EXERCISE PROMPT: Please list all lines of the material below in which the string "caption" occurs.

SUPPLIED INFORMATION:
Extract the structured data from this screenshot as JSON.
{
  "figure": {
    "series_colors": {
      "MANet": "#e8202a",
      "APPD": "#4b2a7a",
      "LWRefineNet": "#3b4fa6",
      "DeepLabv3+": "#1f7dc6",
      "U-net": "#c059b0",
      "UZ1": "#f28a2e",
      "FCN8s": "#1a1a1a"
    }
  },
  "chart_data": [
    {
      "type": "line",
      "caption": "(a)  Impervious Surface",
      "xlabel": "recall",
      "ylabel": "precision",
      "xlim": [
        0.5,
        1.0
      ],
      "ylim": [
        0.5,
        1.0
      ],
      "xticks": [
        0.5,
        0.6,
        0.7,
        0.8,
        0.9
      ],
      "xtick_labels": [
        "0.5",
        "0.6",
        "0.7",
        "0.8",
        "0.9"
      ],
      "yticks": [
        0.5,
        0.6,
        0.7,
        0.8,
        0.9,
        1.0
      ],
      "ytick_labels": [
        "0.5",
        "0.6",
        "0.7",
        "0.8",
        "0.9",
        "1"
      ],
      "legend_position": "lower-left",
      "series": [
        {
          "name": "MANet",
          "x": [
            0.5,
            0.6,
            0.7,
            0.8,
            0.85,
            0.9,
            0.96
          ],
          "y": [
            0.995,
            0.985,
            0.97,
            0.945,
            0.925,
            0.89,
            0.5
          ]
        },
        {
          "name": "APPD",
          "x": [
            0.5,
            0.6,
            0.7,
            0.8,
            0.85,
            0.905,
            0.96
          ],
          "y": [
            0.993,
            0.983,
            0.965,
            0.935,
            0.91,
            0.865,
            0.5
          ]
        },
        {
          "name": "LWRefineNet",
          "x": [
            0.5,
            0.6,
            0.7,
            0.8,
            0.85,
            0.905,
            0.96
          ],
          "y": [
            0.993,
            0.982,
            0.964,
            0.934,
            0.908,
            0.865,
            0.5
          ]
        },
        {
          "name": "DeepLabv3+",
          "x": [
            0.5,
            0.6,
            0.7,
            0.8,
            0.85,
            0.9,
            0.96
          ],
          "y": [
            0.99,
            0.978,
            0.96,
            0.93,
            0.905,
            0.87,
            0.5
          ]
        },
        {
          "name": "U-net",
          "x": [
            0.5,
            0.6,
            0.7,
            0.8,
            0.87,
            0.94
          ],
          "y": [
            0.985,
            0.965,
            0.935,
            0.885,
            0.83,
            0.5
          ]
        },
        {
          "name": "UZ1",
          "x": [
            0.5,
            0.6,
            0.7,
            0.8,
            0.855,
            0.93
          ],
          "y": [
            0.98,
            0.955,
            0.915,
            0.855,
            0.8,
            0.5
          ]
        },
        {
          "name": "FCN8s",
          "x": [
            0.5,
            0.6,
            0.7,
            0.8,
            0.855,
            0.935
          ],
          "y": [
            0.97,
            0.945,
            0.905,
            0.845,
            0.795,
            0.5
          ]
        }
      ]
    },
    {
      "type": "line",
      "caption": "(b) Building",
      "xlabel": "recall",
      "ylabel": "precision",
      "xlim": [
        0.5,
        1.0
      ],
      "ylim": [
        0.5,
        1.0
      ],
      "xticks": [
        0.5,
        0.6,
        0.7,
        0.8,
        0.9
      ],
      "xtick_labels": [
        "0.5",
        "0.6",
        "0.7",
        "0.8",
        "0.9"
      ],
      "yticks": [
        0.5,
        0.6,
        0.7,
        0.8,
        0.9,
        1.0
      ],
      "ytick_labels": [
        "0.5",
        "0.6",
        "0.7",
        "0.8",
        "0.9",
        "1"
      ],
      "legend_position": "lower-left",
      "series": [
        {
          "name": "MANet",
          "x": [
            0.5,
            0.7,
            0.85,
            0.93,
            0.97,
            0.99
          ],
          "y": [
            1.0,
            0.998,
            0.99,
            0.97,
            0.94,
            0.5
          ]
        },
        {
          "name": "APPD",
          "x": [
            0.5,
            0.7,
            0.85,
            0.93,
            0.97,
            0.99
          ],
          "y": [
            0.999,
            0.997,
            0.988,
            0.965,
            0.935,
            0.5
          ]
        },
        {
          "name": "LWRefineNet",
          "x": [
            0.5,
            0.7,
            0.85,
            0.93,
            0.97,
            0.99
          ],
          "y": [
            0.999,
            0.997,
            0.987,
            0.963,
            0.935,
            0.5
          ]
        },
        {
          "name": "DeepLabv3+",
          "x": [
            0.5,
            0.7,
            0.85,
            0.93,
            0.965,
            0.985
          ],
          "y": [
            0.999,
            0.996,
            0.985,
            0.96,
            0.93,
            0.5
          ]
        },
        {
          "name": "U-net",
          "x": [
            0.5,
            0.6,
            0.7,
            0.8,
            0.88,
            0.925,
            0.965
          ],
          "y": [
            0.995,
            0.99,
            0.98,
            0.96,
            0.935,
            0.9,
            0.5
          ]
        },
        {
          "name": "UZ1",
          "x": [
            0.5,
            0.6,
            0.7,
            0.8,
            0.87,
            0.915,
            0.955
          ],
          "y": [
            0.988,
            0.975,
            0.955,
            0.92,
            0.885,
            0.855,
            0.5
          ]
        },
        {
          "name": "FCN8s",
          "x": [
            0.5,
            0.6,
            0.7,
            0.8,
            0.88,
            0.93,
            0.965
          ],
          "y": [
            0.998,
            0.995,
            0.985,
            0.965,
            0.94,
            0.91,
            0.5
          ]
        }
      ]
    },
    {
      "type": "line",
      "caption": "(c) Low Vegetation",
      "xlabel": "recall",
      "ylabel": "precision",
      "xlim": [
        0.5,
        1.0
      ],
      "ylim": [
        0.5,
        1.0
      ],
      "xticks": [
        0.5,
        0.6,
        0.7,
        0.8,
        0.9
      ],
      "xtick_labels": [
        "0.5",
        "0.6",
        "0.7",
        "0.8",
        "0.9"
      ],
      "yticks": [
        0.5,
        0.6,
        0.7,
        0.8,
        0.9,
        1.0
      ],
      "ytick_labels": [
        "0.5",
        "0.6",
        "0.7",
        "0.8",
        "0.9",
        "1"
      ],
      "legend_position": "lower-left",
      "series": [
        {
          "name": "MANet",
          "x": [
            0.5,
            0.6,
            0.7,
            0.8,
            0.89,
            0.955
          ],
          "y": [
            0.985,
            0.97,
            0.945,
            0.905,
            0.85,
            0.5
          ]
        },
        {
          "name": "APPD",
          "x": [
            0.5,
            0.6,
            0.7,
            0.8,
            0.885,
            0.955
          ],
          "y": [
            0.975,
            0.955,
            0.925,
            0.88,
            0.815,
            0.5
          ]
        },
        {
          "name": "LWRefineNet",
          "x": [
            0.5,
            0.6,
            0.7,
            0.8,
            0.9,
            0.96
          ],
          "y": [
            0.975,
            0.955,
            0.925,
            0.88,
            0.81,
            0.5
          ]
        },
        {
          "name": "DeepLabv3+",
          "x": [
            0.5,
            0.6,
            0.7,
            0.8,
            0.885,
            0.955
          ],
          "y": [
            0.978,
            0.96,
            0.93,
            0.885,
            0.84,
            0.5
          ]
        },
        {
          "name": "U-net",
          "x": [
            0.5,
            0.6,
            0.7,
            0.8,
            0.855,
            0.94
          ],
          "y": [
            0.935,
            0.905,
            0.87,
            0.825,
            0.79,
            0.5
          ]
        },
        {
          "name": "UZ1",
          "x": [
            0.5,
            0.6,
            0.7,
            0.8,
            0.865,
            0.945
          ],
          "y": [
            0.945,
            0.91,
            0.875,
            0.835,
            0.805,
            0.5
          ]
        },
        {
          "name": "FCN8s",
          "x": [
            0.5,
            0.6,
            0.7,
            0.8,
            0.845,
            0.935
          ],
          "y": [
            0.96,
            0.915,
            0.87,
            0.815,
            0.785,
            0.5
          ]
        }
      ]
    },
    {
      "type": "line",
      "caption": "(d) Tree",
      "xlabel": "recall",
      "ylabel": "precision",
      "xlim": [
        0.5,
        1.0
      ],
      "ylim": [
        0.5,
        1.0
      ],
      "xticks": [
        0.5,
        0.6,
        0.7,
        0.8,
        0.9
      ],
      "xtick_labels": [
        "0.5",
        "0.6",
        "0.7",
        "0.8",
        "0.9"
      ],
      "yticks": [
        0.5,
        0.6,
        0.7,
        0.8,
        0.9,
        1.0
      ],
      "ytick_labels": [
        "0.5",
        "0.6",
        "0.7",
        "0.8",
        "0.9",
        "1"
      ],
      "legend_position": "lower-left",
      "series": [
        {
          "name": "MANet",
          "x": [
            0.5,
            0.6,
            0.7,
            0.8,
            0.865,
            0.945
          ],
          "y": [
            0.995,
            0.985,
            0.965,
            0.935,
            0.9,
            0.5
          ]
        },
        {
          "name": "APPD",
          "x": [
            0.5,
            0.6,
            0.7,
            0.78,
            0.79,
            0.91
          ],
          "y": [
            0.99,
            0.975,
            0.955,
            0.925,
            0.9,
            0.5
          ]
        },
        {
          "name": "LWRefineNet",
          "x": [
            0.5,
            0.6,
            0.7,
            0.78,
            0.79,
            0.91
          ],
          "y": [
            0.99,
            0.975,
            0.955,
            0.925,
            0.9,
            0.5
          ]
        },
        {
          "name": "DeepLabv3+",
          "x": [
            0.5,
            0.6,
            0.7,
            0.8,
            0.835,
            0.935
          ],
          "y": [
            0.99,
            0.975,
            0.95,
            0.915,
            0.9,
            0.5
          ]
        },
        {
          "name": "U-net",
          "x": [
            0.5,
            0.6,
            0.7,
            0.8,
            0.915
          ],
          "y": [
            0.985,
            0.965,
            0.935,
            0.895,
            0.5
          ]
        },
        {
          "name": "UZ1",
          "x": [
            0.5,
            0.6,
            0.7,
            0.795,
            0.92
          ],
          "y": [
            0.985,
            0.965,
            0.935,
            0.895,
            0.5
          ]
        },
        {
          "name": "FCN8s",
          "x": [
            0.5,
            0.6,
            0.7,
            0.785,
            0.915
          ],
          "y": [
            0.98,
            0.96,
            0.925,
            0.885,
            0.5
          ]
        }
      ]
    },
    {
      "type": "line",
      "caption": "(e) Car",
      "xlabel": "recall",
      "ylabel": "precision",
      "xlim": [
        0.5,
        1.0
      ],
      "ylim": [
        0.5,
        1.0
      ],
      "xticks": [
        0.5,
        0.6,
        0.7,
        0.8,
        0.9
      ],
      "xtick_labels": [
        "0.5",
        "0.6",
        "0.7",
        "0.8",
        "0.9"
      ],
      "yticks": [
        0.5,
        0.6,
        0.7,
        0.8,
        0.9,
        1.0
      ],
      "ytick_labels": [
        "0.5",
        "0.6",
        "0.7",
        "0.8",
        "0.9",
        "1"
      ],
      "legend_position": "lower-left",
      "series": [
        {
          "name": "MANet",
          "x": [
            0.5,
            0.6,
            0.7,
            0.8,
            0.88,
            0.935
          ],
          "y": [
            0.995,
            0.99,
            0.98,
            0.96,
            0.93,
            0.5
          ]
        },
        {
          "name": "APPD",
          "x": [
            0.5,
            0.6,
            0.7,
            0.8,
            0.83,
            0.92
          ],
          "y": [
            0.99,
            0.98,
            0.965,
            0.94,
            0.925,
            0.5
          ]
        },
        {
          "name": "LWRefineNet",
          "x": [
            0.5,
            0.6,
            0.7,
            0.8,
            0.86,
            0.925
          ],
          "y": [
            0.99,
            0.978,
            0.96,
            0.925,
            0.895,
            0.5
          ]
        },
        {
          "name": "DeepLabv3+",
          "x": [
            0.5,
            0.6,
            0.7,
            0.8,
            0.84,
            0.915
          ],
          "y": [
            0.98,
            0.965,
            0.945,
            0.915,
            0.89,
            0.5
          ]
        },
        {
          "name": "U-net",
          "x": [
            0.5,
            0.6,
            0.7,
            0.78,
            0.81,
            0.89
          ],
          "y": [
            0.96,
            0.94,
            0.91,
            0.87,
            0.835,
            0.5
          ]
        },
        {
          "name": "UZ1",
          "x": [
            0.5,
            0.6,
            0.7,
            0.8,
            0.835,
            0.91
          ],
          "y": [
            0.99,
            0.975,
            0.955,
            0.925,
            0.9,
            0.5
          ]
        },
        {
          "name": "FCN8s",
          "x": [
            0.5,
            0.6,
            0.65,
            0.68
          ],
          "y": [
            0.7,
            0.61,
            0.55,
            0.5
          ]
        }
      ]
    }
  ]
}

WORKED ANSWER:
      "caption": "(a)  Impervious Surface",
      "caption": "(b) Building",
      "caption": "(c) Low Vegetation",
      "caption": "(d) Tree",
      "caption": "(e) Car",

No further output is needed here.